§ Direction
Would you set down every entry shown below, precisely as written?

§ Data in this exercise

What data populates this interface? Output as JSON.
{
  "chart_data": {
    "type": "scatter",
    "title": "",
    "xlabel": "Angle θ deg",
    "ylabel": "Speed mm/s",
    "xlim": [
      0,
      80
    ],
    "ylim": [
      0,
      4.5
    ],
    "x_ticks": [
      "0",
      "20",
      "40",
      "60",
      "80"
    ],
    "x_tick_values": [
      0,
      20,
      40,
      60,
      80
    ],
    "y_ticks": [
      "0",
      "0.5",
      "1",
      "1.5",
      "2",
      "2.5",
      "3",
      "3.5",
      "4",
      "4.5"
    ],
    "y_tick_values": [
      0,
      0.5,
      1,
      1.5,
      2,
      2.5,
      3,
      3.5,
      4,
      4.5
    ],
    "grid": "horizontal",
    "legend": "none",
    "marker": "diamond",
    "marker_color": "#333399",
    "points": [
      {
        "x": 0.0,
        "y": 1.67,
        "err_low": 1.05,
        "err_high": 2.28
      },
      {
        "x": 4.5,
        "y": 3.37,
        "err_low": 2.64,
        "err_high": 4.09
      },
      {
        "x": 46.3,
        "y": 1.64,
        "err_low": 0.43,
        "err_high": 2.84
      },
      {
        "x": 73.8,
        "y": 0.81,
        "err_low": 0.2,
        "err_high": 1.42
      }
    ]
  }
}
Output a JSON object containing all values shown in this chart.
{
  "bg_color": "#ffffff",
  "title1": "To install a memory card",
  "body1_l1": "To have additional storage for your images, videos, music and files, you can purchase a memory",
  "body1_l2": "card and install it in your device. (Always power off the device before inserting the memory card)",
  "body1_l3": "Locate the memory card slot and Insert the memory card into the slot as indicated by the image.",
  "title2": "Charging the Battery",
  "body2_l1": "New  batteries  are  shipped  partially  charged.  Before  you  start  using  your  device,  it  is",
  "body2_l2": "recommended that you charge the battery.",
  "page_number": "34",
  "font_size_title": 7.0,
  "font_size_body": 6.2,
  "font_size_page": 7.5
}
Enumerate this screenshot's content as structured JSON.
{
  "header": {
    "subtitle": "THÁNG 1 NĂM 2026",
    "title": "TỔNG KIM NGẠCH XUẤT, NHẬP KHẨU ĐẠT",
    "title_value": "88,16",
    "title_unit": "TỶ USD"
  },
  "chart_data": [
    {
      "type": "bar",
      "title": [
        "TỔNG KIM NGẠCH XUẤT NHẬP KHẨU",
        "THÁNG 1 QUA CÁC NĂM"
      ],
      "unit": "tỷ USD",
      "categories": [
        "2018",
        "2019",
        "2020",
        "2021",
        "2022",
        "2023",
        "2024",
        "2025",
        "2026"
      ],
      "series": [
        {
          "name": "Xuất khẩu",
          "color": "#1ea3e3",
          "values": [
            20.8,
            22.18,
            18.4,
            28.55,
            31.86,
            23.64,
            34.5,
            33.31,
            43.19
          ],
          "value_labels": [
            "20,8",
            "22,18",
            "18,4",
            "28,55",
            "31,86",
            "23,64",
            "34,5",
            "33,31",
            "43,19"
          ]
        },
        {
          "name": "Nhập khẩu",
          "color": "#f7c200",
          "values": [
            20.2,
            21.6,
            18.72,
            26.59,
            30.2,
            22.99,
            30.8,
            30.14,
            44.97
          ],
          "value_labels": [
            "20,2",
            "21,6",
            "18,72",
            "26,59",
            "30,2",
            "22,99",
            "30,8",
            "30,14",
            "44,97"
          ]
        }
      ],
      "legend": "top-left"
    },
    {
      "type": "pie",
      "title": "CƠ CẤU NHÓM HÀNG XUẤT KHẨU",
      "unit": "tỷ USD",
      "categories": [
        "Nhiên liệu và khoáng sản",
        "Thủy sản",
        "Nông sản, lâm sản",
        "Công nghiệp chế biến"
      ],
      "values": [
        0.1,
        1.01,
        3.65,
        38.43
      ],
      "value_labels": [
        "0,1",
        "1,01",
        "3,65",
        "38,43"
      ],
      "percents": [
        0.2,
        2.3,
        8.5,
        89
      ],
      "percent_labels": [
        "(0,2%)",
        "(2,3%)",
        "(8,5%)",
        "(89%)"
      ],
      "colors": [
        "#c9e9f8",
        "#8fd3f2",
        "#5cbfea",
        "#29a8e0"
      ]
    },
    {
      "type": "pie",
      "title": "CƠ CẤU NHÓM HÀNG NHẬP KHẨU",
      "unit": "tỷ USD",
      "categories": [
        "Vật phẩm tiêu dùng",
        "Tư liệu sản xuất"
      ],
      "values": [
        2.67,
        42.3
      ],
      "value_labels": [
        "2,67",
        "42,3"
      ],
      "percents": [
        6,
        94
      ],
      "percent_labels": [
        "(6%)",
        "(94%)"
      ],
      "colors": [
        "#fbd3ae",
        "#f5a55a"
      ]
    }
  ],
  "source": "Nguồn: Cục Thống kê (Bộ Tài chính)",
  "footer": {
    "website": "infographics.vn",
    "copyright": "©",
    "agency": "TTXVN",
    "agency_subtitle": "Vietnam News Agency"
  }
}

§ Exercise output
What data populates this interface? Output as JSON.
{
  "chart_data": {
    "type": "scatter",
    "title": "",
    "xlabel": "Angle θ deg",
    "ylabel": "Speed mm/s",
    "xlim": [
      0,
      80
    ],
    "ylim": [
      0,
      4.5
    ],
    "x_ticks": [
      "0",
      "20",
      "40",
      "60",
      "80"
    ],
    "x_tick_values": [
      0,
      20,
      40,
      60,
      80
    ],
    "y_ticks": [
      "0",
      "0.5",
      "1",
      "1.5",
      "2",
      "2.5",
      "3",
      "3.5",
      "4",
      "4.5"
    ],
    "y_tick_values": [
      0,
      0.5,
      1,
      1.5,
      2,
      2.5,
      3,
      3.5,
      4,
      4.5
    ],
    "grid": "horizontal",
    "legend": "none",
    "marker": "diamond",
    "marker_color": "#333399",
    "points": [
      {
        "x": 0.0,
        "y": 1.67,
        "err_low": 1.05,
        "err_high": 2.28
      },
      {
        "x": 4.5,
        "y": 3.37,
        "err_low": 2.64,
        "err_high": 4.09
      },
      {
        "x": 46.3,
        "y": 1.64,
        "err_low": 0.43,
        "err_high": 2.84
      },
      {
        "x": 73.8,
        "y": 0.81,
        "err_low": 0.2,
        "err_high": 1.42
      }
    ]
  }
}
Output a JSON object containing all values shown in this chart.
{
  "bg_color": "#ffffff",
  "title1": "To install a memory card",
  "body1_l1": "To have additional storage for your images, videos, music and files, you can purchase a memory",
  "body1_l2": "card and install it in your device. (Always power off the device before inserting the memory card)",
  "body1_l3": "Locate the memory card slot and Insert the memory card into the slot as indicated by the image.",
  "title2": "Charging the Battery",
  "body2_l1": "New  batteries  are  shipped  partially  charged.  Before  you  start  using  your  device,  it  is",
  "body2_l2": "recommended that you charge the battery.",
  "page_number": "34",
  "font_size_title": 7.0,
  "font_size_body": 6.2,
  "font_size_page": 7.5
}
Enumerate this screenshot's content as structured JSON.
{
  "header": {
    "subtitle": "THÁNG 1 NĂM 2026",
    "title": "TỔNG KIM NGẠCH XUẤT, NHẬP KHẨU ĐẠT",
    "title_value": "88,16",
    "title_unit": "TỶ USD"
  },
  "chart_data": [
    {
      "type": "bar",
      "title": [
        "TỔNG KIM NGẠCH XUẤT NHẬP KHẨU",
        "THÁNG 1 QUA CÁC NĂM"
      ],
      "unit": "tỷ USD",
      "categories": [
        "2018",
        "2019",
        "2020",
        "2021",
        "2022",
        "2023",
        "2024",
        "2025",
        "2026"
      ],
      "series": [
        {
          "name": "Xuất khẩu",
          "color": "#1ea3e3",
          "values": [
            20.8,
            22.18,
            18.4,
            28.55,
            31.86,
            23.64,
            34.5,
            33.31,
            43.19
          ],
          "value_labels": [
            "20,8",
            "22,18",
            "18,4",
            "28,55",
            "31,86",
            "23,64",
            "34,5",
            "33,31",
            "43,19"
          ]
        },
        {
          "name": "Nhập khẩu",
          "color": "#f7c200",
          "values": [
            20.2,
            21.6,
            18.72,
            26.59,
            30.2,
            22.99,
            30.8,
            30.14,
            44.97
          ],
          "value_labels": [
            "20,2",
            "21,6",
            "18,72",
            "26,59",
            "30,2",
            "22,99",
            "30,8",
            "30,14",
            "44,97"
          ]
        }
      ],
      "legend": "top-left"
    },
    {
      "type": "pie",
      "title": "CƠ CẤU NHÓM HÀNG XUẤT KHẨU",
      "unit": "tỷ USD",
      "categories": [
        "Nhiên liệu và khoáng sản",
        "Thủy sản",
        "Nông sản, lâm sản",
        "Công nghiệp chế biến"
      ],
      "values": [
        0.1,
        1.01,
        3.65,
        38.43
      ],
      "value_labels": [
        "0,1",
        "1,01",
        "3,65",
        "38,43"
      ],
      "percents": [
        0.2,
        2.3,
        8.5,
        89
      ],
      "percent_labels": [
        "(0,2%)",
        "(2,3%)",
        "(8,5%)",
        "(89%)"
      ],
      "colors": [
        "#c9e9f8",
        "#8fd3f2",
        "#5cbfea",
        "#29a8e0"
      ]
    },
    {
      "type": "pie",
      "title": "CƠ CẤU NHÓM HÀNG NHẬP KHẨU",
      "unit": "tỷ USD",
      "categories": [
        "Vật phẩm tiêu dùng",
        "Tư liệu sản xuất"
      ],
      "values": [
        2.67,
        42.3
      ],
      "value_labels": [
        "2,67",
        "42,3"
      ],
      "percents": [
        6,
        94
      ],
      "percent_labels": [
        "(6%)",
        "(94%)"
      ],
      "colors": [
        "#fbd3ae",
        "#f5a55a"
      ]
    }
  ],
  "source": "Nguồn: Cục Thống kê (Bộ Tài chính)",
  "footer": {
    "website": "infographics.vn",
    "copyright": "©",
    "agency": "TTXVN",
    "agency_subtitle": "Vietnam News Agency"
  }
}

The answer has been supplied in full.